CALLER: Hi, Rush. Listen, I don’t think the media gets it. I don’t think these Republican pundits get it. I’m 50 years old. I’ve been a Republican since I was a child because my mother was a Republican Party precinct leader, and I have never voted in a federal election for anybody but the Republican candidate, not because they were Republican, but because they were conservative. I cannot vote for John McCain. I don’t care what he says between now and —

RUSH: Why not? Why not? I hear so many people say that, why not?

CALLER: Because, as Thomas Sowell so well put it, you know, people are looking at it, he betrayed us. You know, Hillary and Obama can go out there and be liberal and say what they are. He said he was one of us. And then, because he lost an election, he turned around, and because he hated Bush, you know, he always has to hate somebody, he hated us, he hated the conservatives, he hated the Christian right, he turned around and slapped us over and over and over again. He twice wanted to leave the party, and now the Republicans have the audacity to ask me, a person who has supported them, given them money, given them time, to support this man. I’m not going to do it. I don’t care what he says. He can reincarnate Reagan and run with him; I will not vote for this man for president. And this hurts. This is a hard thing, to come to this realization.

RUSH: Wait, wait, wait, wait, wait a minute. Are you just going to not vote, or are you going to go out there and vote for the Democrats?

CALLER: At this point, I’m not going to vote. If I think McCain can win, I will vote for the Democrats, but I do not want him as a representative of all the things Republicans have fought for, and Rush, I’m not the only one. Nobody in my family, I know a lot of people, my husband, his wife, my cousin, his wife, my grown children. Nobody gets this. You know, Thomas Sowell wrote a piece last week, and he said something which I think is really profound.

RUSH: What was that?

CALLER: And that was that Benedict Arnold was a war hero, too, before he betrayed his country.

RUSH: (laughing) Geeez. Whoa. I didn’t see that.

CALLER: He wrote an article called ‘McCain’s Straight Lies.’ He didn’t say it exactly like that, but what he said was that, you know, and this war hero stuff, when is the Vietnam War going to end? You know, I’m tired of it. For God’s sake, it’s 2008. Can we move on?

RUSH: Well, the Vietnam stuff is purposely up front to help obscure the problems in Senator McCain’s record.

CALLER: Right.

RUSH: That story is there to cover up or to relegate to insignificance in terms of this primary race, McCain’s record on things. So that’s why. And of course the media loves it.

CALLER: What has he done since then? I mean, that’s the point, everybody gives him a pass. I don’t know at what point — how much they think we’re going to take. You know, they called me for money last week and I told them no way.

RUSH: Let me ask you a question.

CALLER: Hm-hm.

RUSH: Can you name the chairman of the Republican National Committee?

CALLER: Currently?

RUSH: Who?

CALLER: You mean right now?

RUSH: Yeah.

CALLER: The chairman of the Republican —

RUSH: National Committee.

CALLER: No, I cannot.

RUSH: I can’t either. Can you name the chairman of the Democrat National Committee?

CALLER: Yeah. Dean.
########################################
#### [What is asked]
**A)** In the radio call transcript about John McCain, what is the title of the article the caller says Thomas Sowell wrote?
**B)** Write what comes next in the radio call transcript about John McCain, starting after its final line.

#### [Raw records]
########################################
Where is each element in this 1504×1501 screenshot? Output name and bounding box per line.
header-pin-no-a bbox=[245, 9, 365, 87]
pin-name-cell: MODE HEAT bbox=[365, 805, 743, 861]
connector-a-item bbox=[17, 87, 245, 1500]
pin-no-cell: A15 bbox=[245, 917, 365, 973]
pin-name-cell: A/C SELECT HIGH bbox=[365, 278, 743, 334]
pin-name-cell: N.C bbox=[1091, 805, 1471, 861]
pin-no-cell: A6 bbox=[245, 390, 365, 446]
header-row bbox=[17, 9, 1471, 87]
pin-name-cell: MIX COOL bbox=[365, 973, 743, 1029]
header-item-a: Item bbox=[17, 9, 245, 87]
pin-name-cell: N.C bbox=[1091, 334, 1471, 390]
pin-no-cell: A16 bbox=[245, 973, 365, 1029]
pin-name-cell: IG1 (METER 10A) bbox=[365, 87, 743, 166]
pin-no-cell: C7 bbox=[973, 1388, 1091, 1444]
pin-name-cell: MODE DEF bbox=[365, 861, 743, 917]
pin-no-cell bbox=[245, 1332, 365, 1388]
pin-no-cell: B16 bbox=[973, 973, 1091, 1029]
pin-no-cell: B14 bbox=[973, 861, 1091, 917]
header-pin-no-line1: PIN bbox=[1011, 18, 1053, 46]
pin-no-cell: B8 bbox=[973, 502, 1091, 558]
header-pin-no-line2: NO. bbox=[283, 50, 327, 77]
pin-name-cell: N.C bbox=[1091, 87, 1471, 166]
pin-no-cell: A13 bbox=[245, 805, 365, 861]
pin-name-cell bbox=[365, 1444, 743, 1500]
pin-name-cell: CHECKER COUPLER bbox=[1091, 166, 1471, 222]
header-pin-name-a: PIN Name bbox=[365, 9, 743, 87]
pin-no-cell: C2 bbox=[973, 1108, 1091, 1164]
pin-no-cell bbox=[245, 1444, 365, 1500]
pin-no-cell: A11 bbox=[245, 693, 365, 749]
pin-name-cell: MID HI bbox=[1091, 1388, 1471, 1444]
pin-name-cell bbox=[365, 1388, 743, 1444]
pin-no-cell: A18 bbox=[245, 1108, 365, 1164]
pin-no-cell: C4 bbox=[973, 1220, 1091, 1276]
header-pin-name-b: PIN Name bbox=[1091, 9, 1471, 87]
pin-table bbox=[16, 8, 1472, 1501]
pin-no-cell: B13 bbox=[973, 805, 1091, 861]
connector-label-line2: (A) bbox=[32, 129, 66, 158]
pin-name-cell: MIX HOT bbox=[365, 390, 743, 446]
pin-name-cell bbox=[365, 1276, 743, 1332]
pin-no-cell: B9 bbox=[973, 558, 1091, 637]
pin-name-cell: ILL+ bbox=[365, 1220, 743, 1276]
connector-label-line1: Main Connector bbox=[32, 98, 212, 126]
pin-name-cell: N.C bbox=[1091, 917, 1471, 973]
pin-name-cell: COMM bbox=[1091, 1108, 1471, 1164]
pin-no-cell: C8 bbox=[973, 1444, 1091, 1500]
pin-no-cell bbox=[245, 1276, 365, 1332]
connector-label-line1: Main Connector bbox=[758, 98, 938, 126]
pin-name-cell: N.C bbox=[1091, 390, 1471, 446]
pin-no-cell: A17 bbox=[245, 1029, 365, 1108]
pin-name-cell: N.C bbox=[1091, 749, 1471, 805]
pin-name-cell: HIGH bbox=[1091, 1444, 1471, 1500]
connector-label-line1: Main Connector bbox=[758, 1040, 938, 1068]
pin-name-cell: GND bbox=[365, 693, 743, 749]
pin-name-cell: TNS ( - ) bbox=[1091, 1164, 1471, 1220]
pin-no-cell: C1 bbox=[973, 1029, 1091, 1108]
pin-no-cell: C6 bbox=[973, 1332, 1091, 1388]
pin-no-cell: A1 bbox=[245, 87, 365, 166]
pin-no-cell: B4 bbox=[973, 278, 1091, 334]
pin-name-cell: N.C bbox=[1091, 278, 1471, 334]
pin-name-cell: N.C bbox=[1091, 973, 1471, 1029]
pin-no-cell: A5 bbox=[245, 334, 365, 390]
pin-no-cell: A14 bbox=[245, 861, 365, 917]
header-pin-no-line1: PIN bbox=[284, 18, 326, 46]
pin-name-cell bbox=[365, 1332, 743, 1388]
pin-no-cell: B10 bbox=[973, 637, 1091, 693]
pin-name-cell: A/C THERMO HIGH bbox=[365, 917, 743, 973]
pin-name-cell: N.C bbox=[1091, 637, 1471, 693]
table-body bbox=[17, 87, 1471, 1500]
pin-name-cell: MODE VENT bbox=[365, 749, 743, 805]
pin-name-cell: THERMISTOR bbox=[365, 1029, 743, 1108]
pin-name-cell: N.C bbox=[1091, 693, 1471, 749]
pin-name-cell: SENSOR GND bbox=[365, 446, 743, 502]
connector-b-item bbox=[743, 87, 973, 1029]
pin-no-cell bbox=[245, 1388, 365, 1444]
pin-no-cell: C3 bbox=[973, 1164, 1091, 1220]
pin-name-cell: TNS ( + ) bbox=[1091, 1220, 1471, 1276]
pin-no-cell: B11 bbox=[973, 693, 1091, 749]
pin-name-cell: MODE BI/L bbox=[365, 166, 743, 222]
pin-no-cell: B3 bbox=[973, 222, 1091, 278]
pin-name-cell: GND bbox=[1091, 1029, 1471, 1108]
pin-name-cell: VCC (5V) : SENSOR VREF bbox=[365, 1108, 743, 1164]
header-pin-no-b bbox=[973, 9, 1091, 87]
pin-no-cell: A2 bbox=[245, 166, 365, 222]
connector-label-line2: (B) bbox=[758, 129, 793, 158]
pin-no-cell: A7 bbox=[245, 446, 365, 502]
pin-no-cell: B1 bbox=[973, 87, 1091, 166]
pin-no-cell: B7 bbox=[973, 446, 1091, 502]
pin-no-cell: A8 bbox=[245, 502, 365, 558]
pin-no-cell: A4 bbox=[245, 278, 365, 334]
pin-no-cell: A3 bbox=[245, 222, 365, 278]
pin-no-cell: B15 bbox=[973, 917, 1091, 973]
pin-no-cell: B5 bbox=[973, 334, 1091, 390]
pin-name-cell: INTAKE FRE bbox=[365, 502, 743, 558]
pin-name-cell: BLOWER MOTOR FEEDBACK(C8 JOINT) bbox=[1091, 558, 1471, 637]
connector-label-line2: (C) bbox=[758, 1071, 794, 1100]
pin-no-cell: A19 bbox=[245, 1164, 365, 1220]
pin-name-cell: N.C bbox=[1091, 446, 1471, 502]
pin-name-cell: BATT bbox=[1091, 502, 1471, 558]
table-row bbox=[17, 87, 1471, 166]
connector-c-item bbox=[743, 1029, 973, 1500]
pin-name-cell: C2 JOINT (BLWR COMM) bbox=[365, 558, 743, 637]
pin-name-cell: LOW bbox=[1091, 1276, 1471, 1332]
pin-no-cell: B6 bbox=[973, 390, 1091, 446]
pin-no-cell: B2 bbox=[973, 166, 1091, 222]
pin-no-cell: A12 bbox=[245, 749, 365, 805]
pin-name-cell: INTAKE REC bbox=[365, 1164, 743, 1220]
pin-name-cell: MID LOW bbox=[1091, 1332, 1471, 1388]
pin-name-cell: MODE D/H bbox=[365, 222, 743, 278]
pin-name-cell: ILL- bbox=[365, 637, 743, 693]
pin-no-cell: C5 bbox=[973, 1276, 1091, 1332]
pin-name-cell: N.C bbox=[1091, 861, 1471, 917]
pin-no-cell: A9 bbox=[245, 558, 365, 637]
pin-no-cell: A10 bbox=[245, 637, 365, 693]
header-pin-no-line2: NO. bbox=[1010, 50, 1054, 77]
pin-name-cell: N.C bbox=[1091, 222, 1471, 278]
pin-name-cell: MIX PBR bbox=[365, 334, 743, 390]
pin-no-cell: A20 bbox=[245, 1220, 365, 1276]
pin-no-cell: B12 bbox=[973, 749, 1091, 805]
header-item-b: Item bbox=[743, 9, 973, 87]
########################################
#### [Response list]
**A)** ‘McCain’s Straight Lies.’

**B)**
RUSH: Right. (interruption) No, it’s not Martinez. Martinez is a figurehead. There’s an actual chairman of the Republican National Committee — I don’t know who it is, either.

CALLER: I was going to say —

RUSH: I would have to look it up. It doesn’t matter. I was just trying to illustrate a point. They’re not on the field.

CALLER: No, and not only are they going to lose the presidency, they’re going to lose down ballots. It’s bad now, and, well, my theory is in all of this, you know, is that there’s not going to be anybody that’s going to put up a fence. There’s not going to be anybody fighting for it. McCain’s more likely to build a bridge than a fence.

RUSH: Right.

CALLER: And the people voting for Huckabee, listen, I’m a Christian, I’m Catholic, I’m Christian right. Those people that voted for Huckabee, I understand because he’s evangelical and they want one of us and they have been spit upon, but the problem is, is they not only threw their vote away, they threw away all their power because, believe me —

RUSH: I’ve got a theory about that.

CALLER: — John McCain hates them, too.

RUSH: I have a theory about that. Look, Suzanne, I appreciate it. I’m getting close to break time, and I gotta run.

CALLER: That’s fine.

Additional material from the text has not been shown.